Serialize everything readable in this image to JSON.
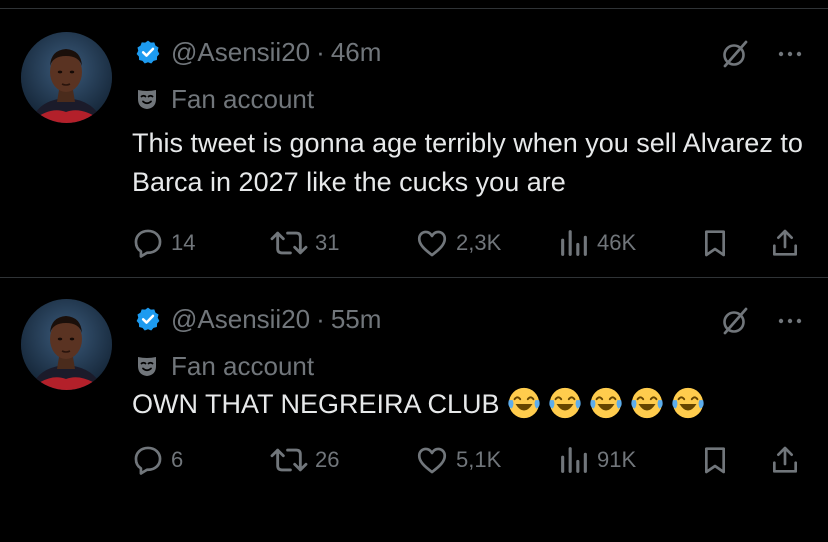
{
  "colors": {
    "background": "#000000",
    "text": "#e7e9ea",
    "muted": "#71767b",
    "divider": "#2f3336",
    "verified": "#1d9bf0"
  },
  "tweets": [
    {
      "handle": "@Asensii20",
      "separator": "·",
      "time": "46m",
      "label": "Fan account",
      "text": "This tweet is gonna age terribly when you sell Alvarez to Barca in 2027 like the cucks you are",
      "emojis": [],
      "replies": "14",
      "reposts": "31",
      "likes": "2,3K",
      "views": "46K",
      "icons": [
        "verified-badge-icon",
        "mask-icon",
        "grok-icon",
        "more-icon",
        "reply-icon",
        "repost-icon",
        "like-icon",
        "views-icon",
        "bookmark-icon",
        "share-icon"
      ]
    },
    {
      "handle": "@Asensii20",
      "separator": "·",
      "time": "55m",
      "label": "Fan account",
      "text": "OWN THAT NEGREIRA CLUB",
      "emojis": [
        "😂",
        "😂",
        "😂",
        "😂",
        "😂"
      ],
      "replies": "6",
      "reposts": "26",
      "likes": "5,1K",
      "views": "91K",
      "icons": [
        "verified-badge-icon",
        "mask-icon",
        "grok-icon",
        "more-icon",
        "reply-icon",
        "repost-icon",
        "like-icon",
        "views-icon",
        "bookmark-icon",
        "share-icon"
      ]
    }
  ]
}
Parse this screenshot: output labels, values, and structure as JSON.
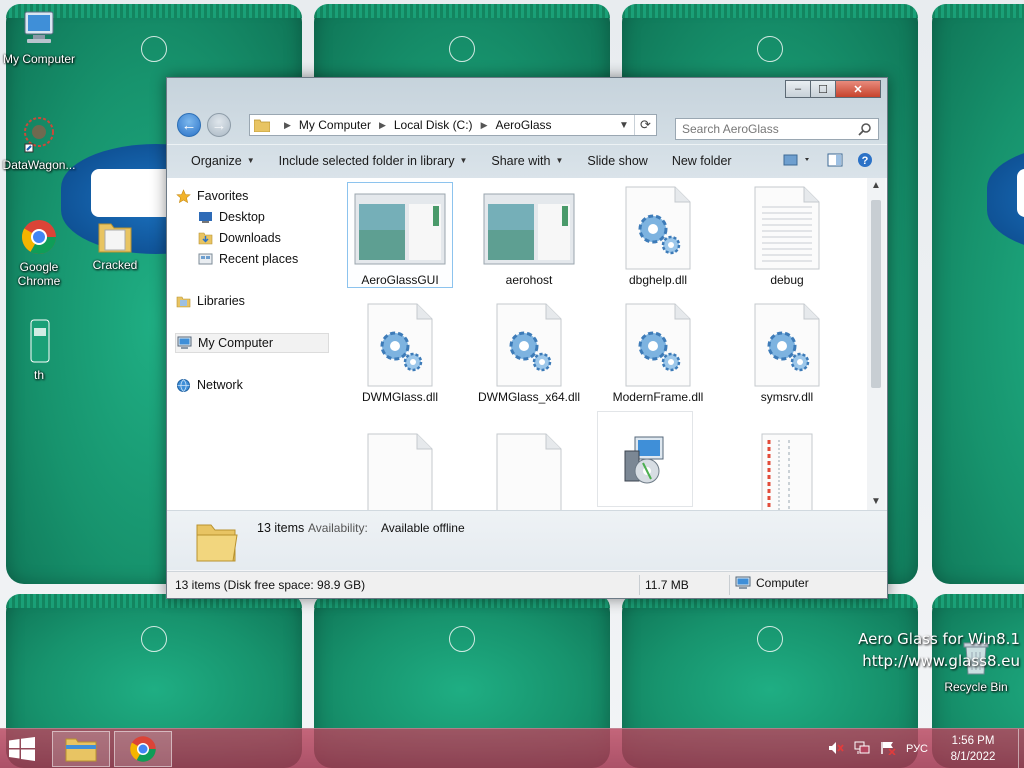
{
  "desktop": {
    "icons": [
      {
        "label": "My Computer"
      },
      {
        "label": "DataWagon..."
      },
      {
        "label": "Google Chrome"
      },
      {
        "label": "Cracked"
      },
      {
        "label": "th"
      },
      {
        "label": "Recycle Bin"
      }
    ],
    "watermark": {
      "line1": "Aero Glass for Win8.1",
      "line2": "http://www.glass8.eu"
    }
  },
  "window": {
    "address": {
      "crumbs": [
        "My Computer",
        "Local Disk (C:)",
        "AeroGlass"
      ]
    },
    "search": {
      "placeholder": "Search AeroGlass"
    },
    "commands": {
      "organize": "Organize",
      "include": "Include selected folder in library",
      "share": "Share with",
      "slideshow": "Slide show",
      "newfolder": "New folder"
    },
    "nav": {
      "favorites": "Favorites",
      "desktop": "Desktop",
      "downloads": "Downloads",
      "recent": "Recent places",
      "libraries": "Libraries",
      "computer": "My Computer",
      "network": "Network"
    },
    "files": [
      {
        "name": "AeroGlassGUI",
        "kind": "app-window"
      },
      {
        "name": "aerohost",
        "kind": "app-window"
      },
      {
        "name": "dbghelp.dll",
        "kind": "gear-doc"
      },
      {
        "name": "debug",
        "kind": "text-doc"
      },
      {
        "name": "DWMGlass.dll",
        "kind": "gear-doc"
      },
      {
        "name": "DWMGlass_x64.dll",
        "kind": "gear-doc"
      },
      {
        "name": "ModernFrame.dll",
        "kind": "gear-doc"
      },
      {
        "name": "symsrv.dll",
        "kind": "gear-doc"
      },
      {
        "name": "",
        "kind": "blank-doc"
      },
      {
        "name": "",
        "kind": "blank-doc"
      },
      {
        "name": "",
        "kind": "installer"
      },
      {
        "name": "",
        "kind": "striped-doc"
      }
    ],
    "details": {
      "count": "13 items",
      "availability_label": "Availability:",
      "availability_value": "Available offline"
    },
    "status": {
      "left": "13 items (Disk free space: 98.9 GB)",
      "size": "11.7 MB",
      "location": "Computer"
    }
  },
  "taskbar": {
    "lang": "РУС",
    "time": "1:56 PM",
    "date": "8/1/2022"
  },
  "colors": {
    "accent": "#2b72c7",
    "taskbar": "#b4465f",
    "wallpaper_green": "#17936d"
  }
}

• What needs to be done
Each entry must be retyped word for word, with every image omitted.

• Solution to the problem
Serialize everything readable in this image to JSON.
{
  "colors": {
    "background": "#000000",
    "text": "#e7e9ea",
    "muted": "#71767b",
    "divider": "#2f3336",
    "verified": "#1d9bf0"
  },
  "tweets": [
    {
      "handle": "@Asensii20",
      "separator": "·",
      "time": "46m",
      "label": "Fan account",
      "text": "This tweet is gonna age terribly when you sell Alvarez to Barca in 2027 like the cucks you are",
      "emojis": [],
      "replies": "14",
      "reposts": "31",
      "likes": "2,3K",
      "views": "46K",
      "icons": [
        "verified-badge-icon",
        "mask-icon",
        "grok-icon",
        "more-icon",
        "reply-icon",
        "repost-icon",
        "like-icon",
        "views-icon",
        "bookmark-icon",
        "share-icon"
      ]
    },
    {
      "handle": "@Asensii20",
      "separator": "·",
      "time": "55m",
      "label": "Fan account",
      "text": "OWN THAT NEGREIRA CLUB",
      "emojis": [
        "😂",
        "😂",
        "😂",
        "😂",
        "😂"
      ],
      "replies": "6",
      "reposts": "26",
      "likes": "5,1K",
      "views": "91K",
      "icons": [
        "verified-badge-icon",
        "mask-icon",
        "grok-icon",
        "more-icon",
        "reply-icon",
        "repost-icon",
        "like-icon",
        "views-icon",
        "bookmark-icon",
        "share-icon"
      ]
    }
  ]
}
Parse this screenshot: output labels, values, and structure as JSON.
{
  "desktop": {
    "icons": [
      {
        "label": "My Computer"
      },
      {
        "label": "DataWagon..."
      },
      {
        "label": "Google Chrome"
      },
      {
        "label": "Cracked"
      },
      {
        "label": "th"
      },
      {
        "label": "Recycle Bin"
      }
    ],
    "watermark": {
      "line1": "Aero Glass for Win8.1",
      "line2": "http://www.glass8.eu"
    }
  },
  "window": {
    "address": {
      "crumbs": [
        "My Computer",
        "Local Disk (C:)",
        "AeroGlass"
      ]
    },
    "search": {
      "placeholder": "Search AeroGlass"
    },
    "commands": {
      "organize": "Organize",
      "include": "Include selected folder in library",
      "share": "Share with",
      "slideshow": "Slide show",
      "newfolder": "New folder"
    },
    "nav": {
      "favorites": "Favorites",
      "desktop": "Desktop",
      "downloads": "Downloads",
      "recent": "Recent places",
      "libraries": "Libraries",
      "computer": "My Computer",
      "network": "Network"
    },
    "files": [
      {
        "name": "AeroGlassGUI",
        "kind": "app-window"
      },
      {
        "name": "aerohost",
        "kind": "app-window"
      },
      {
        "name": "dbghelp.dll",
        "kind": "gear-doc"
      },
      {
        "name": "debug",
        "kind": "text-doc"
      },
      {
        "name": "DWMGlass.dll",
        "kind": "gear-doc"
      },
      {
        "name": "DWMGlass_x64.dll",
        "kind": "gear-doc"
      },
      {
        "name": "ModernFrame.dll",
        "kind": "gear-doc"
      },
      {
        "name": "symsrv.dll",
        "kind": "gear-doc"
      },
      {
        "name": "",
        "kind": "blank-doc"
      },
      {
        "name": "",
        "kind": "blank-doc"
      },
      {
        "name": "",
        "kind": "installer"
      },
      {
        "name": "",
        "kind": "striped-doc"
      }
    ],
    "details": {
      "count": "13 items",
      "availability_label": "Availability:",
      "availability_value": "Available offline"
    },
    "status": {
      "left": "13 items (Disk free space: 98.9 GB)",
      "size": "11.7 MB",
      "location": "Computer"
    }
  },
  "taskbar": {
    "lang": "РУС",
    "time": "1:56 PM",
    "date": "8/1/2022"
  },
  "colors": {
    "accent": "#2b72c7",
    "taskbar": "#b4465f",
    "wallpaper_green": "#17936d"
  }
}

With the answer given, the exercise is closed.